→ **Your objective**
Copy out each line of the data that holds the word "Alface".
**** Task data
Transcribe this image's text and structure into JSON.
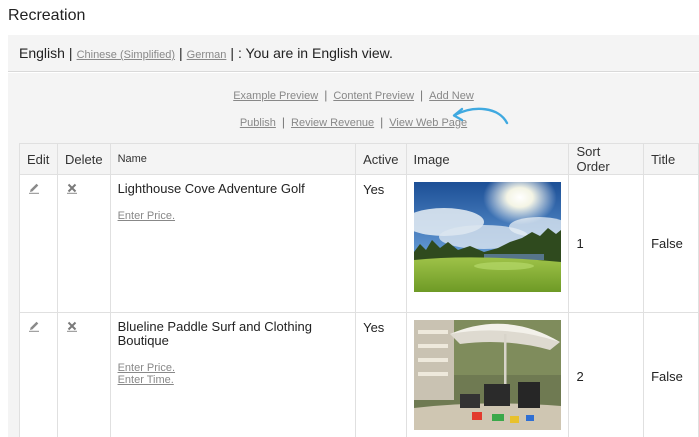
{
  "page": {
    "title": "Recreation"
  },
  "language_bar": {
    "current_language": "English",
    "languages": [
      "Chinese (Simplified)",
      "German"
    ],
    "status_text": ": You are in English view."
  },
  "toolbar": {
    "row1": [
      "Example Preview",
      "Content Preview",
      "Add New"
    ],
    "row2": [
      "Publish",
      "Review Revenue",
      "View Web Page"
    ],
    "separator": "|"
  },
  "colors": {
    "accent_arrow": "#3fa9e0",
    "link": "#888888",
    "panel_bg": "#f4f4f4"
  },
  "table": {
    "headers": [
      "Edit",
      "Delete",
      "Name",
      "Active",
      "Image",
      "Sort Order",
      "Title"
    ],
    "rows": [
      {
        "name": "Lighthouse Cove Adventure Golf",
        "links": [
          "Enter Price."
        ],
        "active": "Yes",
        "image": "golf-course-photo",
        "sort_order": "1",
        "title": "False"
      },
      {
        "name": "Blueline Paddle Surf and Clothing Boutique",
        "links": [
          "Enter Price.",
          "Enter Time."
        ],
        "active": "Yes",
        "image": "beach-patio-umbrella-photo",
        "sort_order": "2",
        "title": "False"
      }
    ]
  }
}
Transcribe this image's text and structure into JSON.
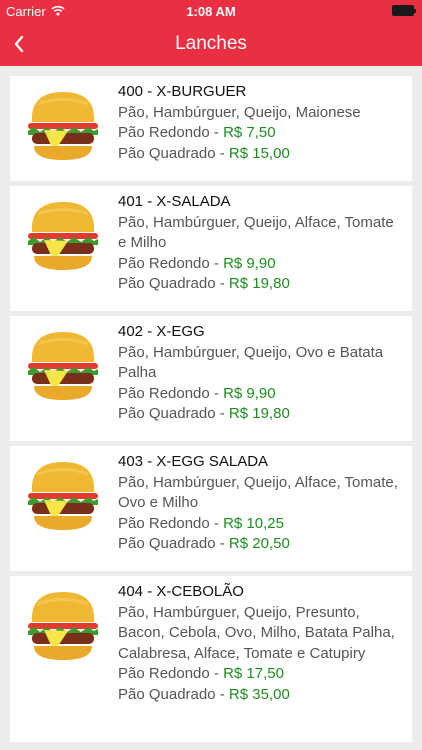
{
  "status_bar": {
    "carrier": "Carrier",
    "time": "1:08 AM"
  },
  "nav": {
    "title": "Lanches"
  },
  "items": [
    {
      "name": "400 - X-BURGUER",
      "description": "Pão, Hambúrguer, Queijo, Maionese",
      "round_label": "Pão Redondo - ",
      "round_price": "R$ 7,50",
      "square_label": "Pão Quadrado - ",
      "square_price": "R$ 15,00"
    },
    {
      "name": "401 - X-SALADA",
      "description": "Pão, Hambúrguer, Queijo, Alface, Tomate e Milho",
      "round_label": "Pão Redondo - ",
      "round_price": "R$ 9,90",
      "square_label": "Pão Quadrado - ",
      "square_price": "R$ 19,80"
    },
    {
      "name": "402 - X-EGG",
      "description": "Pão, Hambúrguer, Queijo, Ovo e Batata Palha",
      "round_label": "Pão Redondo - ",
      "round_price": "R$ 9,90",
      "square_label": "Pão Quadrado - ",
      "square_price": "R$ 19,80"
    },
    {
      "name": "403 - X-EGG SALADA",
      "description": "Pão, Hambúrguer, Queijo, Alface, Tomate, Ovo e Milho",
      "round_label": "Pão Redondo - ",
      "round_price": "R$ 10,25",
      "square_label": "Pão Quadrado - ",
      "square_price": "R$ 20,50"
    },
    {
      "name": "404 - X-CEBOLÃO",
      "description": "Pão, Hambúrguer, Queijo, Presunto, Bacon, Cebola, Ovo, Milho, Batata Palha, Calabresa, Alface, Tomate e Catupiry",
      "round_label": "Pão Redondo - ",
      "round_price": "R$ 17,50",
      "square_label": "Pão Quadrado - ",
      "square_price": "R$ 35,00"
    }
  ],
  "icons": {
    "back": "chevron-left-icon",
    "wifi": "wifi-icon",
    "battery": "battery-icon",
    "food": "burger-icon"
  },
  "colors": {
    "header": "#ea2f42",
    "price": "#1e8c1e",
    "background": "#ececec"
  }
}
********
→ **Solution to this problem**
      "description": "Pão, Hambúrguer, Queijo, Alface, Tomate e Milho",
      "description": "Pão, Hambúrguer, Queijo, Alface, Tomate, Ovo e Milho",
      "description": "Pão, Hambúrguer, Queijo, Presunto, Bacon, Cebola, Ovo, Milho, Batata Palha, Calabresa, Alface, Tomate e Catupiry",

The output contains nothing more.